Recorded data:
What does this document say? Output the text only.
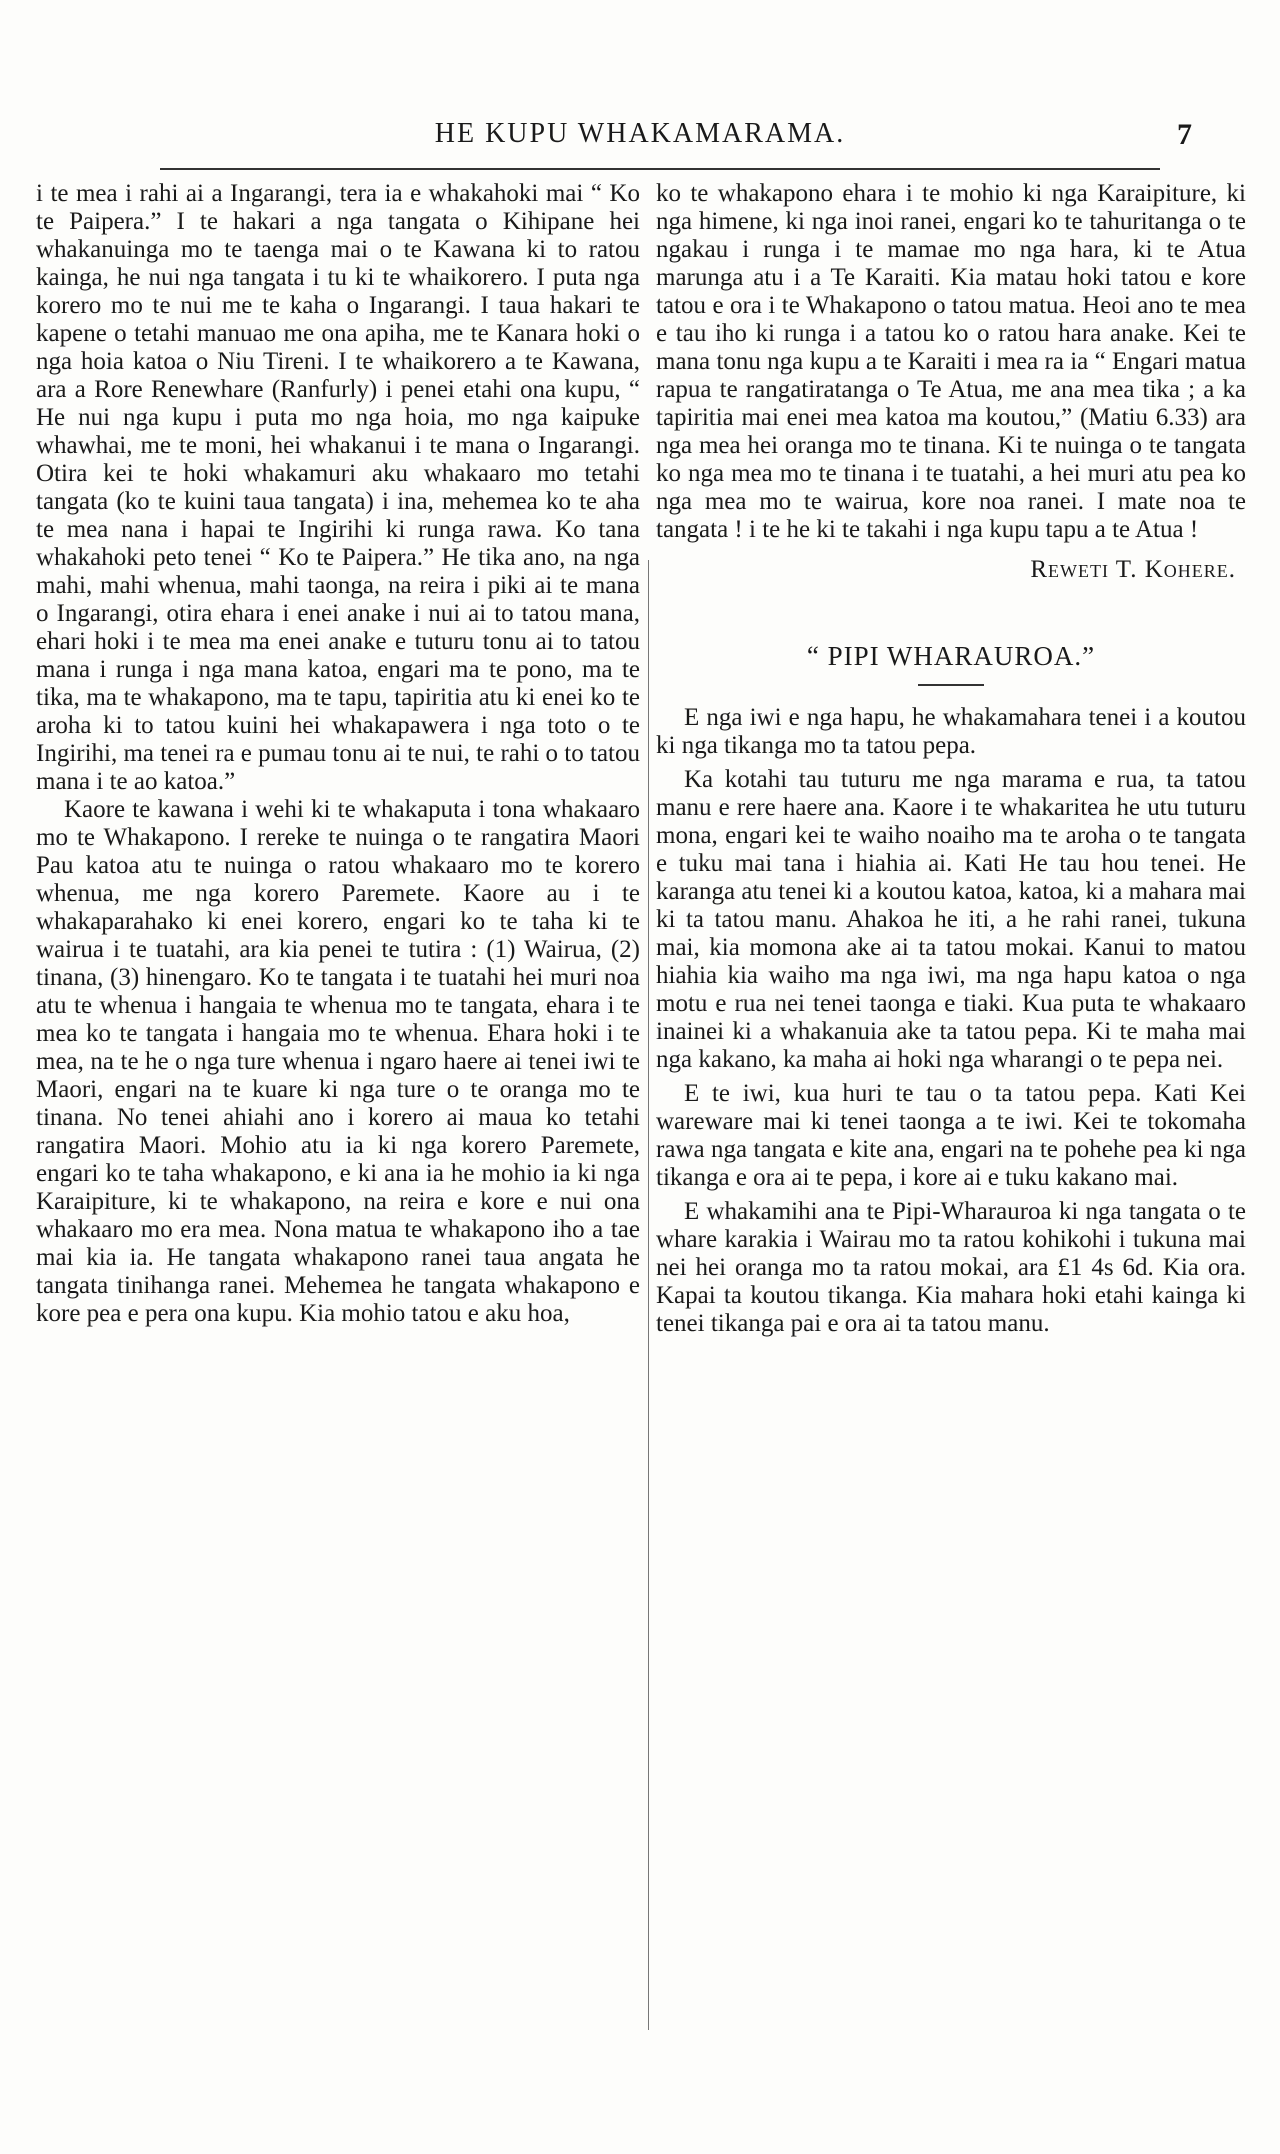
HE KUPU WHAKAMARAMA.	7

i te mea i rahi ai a Ingarangi, tera ia e whakahoki mai “ Ko te Paipera.” I te hakari a nga tangata o Kihipane hei whakanuinga mo te taenga mai o te Kawana ki to ratou kainga, he nui nga tangata i tu ki te whaikorero. I puta nga korero mo te nui me te kaha o Ingarangi. I taua hakari te kapene o tetahi manuao me ona apiha, me te Kanara hoki o nga hoia katoa o Niu Tireni. I te whaikorero a te Kawana, ara a Rore Renewhare (Ranfurly) i penei etahi ona kupu, “ He nui nga kupu i puta mo nga hoia, mo nga kaipuke whawhai, me te moni, hei whakanui i te mana o Ingarangi. Otira kei te hoki whakamuri aku whakaaro mo tetahi tangata (ko te kuini taua tangata) i ina, mehemea ko te aha te mea nana i hapai te Ingirihi ki runga rawa. Ko tana whakahoki peto tenei “ Ko te Paipera.” He tika ano, na nga mahi, mahi whenua, mahi taonga, na reira i piki ai te mana o Ingarangi, otira ehara i enei anake i nui ai to tatou mana, ehari hoki i te mea ma enei anake e tuturu tonu ai to tatou mana i runga i nga mana katoa, engari ma te pono, ma te tika, ma te whakapono, ma te tapu, tapiritia atu ki enei ko te aroha ki to tatou kuini hei whakapawera i nga toto o te Ingirihi, ma tenei ra e pumau tonu ai te nui, te rahi o to tatou mana i te ao katoa.”

Kaore te kawana i wehi ki te whakaputa i tona whakaaro mo te Whakapono. I rereke te nuinga o te rangatira Maori Pau katoa atu te nuinga o ratou whakaaro mo te korero whenua, me nga korero Paremete. Kaore au i te whakaparahako ki enei korero, engari ko te taha ki te wairua i te tuatahi, ara kia penei te tutira : (1) Wairua, (2) tinana, (3) hinengaro. Ko te tangata i te tuatahi hei muri noa atu te whenua i hangaia te whenua mo te tangata, ehara i te mea ko te tangata i hangaia mo te whenua. Ehara hoki i te mea, na te he o nga ture whenua i ngaro haere ai tenei iwi te Maori, engari na te kuare ki nga ture o te oranga mo te tinana. No tenei ahiahi ano i korero ai maua ko tetahi rangatira Maori. Mohio atu ia ki nga korero Paremete, engari ko te taha whakapono, e ki ana ia he mohio ia ki nga Karaipiture, ki te whakapono, na reira e kore e nui ona whakaaro mo era mea. Nona matua te whakapono iho a tae mai kia ia. He tangata whakapono ranei taua angata he tangata tinihanga ranei. Mehemea he tangata whakapono e kore pea e pera ona kupu. Kia mohio tatou e aku hoa,

ko te whakapono ehara i te mohio ki nga Karaipiture, ki nga himene, ki nga inoi ranei, engari ko te tahuritanga o te ngakau i runga i te mamae mo nga hara, ki te Atua marunga atu i a Te Karaiti. Kia matau hoki tatou e kore tatou e ora i te Whakapono o tatou matua. Heoi ano te mea e tau iho ki runga i a tatou ko o ratou hara anake. Kei te mana tonu nga kupu a te Karaiti i mea ra ia “ Engari matua rapua te rangatiratanga o Te Atua, me ana mea tika ; a ka tapiritia mai enei mea katoa ma koutou,” (Matiu 6.33) ara nga mea hei oranga mo te tinana. Ki te nuinga o te tangata ko nga mea mo te tinana i te tuatahi, a hei muri atu pea ko nga mea mo te wairua, kore noa ranei. I mate noa te tangata ! i te he ki te takahi i nga kupu tapu a te Atua !

Reweti T. Kohere.

“ PIPI WHARAUROA.”

E nga iwi e nga hapu, he whakamahara tenei i a koutou ki nga tikanga mo ta tatou pepa.

Ka kotahi tau tuturu me nga marama e rua, ta tatou manu e rere haere ana. Kaore i te whakaritea he utu tuturu mona, engari kei te waiho noaiho ma te aroha o te tangata e tuku mai tana i hiahia ai. Kati He tau hou tenei. He karanga atu tenei ki a koutou katoa, katoa, ki a mahara mai ki ta tatou manu. Ahakoa he iti, a he rahi ranei, tukuna mai, kia momona ake ai ta tatou mokai. Kanui to matou hiahia kia waiho ma nga iwi, ma nga hapu katoa o nga motu e rua nei tenei taonga e tiaki. Kua puta te whakaaro inainei ki a whakanuia ake ta tatou pepa. Ki te maha mai nga kakano, ka maha ai hoki nga wharangi o te pepa nei.

E te iwi, kua huri te tau o ta tatou pepa. Kati Kei wareware mai ki tenei taonga a te iwi. Kei te tokomaha rawa nga tangata e kite ana, engari na te pohehe pea ki nga tikanga e ora ai te pepa, i kore ai e tuku kakano mai.

E whakamihi ana te Pipi-Wharauroa ki nga tangata o te whare karakia i Wairau mo ta ratou kohikohi i tukuna mai nei hei oranga mo ta ratou mokai, ara £1 4s 6d. Kia ora. Kapai ta koutou tikanga. Kia mahara hoki etahi kainga ki tenei tikanga pai e ora ai ta tatou manu.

:: EXERCISE DIRECTIONS ::
Where does the word "mokai" appear in the listing? List each line that holds it.

:: CORRECT ANSWER ::
Ka kotahi tau tuturu me nga marama e rua, ta tatou manu e rere haere ana. Kaore i te whakaritea he utu tuturu mona, engari kei te waiho noaiho ma te aroha o te tangata e tuku mai tana i hiahia ai. Kati He tau hou tenei. He karanga atu tenei ki a koutou katoa, katoa, ki a mahara mai ki ta tatou manu. Ahakoa he iti, a he rahi ranei, tukuna mai, kia momona ake ai ta tatou mokai. Kanui to matou hiahia kia waiho ma nga iwi, ma nga hapu katoa o nga motu e rua nei tenei taonga e tiaki. Kua puta te whakaaro inainei ki a whakanuia ake ta tatou pepa. Ki te maha mai nga kakano, ka maha ai hoki nga wharangi o te pepa nei.
E whakamihi ana te Pipi-Wharauroa ki nga tangata o te whare karakia i Wairau mo ta ratou kohikohi i tukuna mai nei hei oranga mo ta ratou mokai, ara £1 4s 6d. Kia ora. Kapai ta koutou tikanga. Kia mahara hoki etahi kainga ki tenei tikanga pai e ora ai ta tatou manu.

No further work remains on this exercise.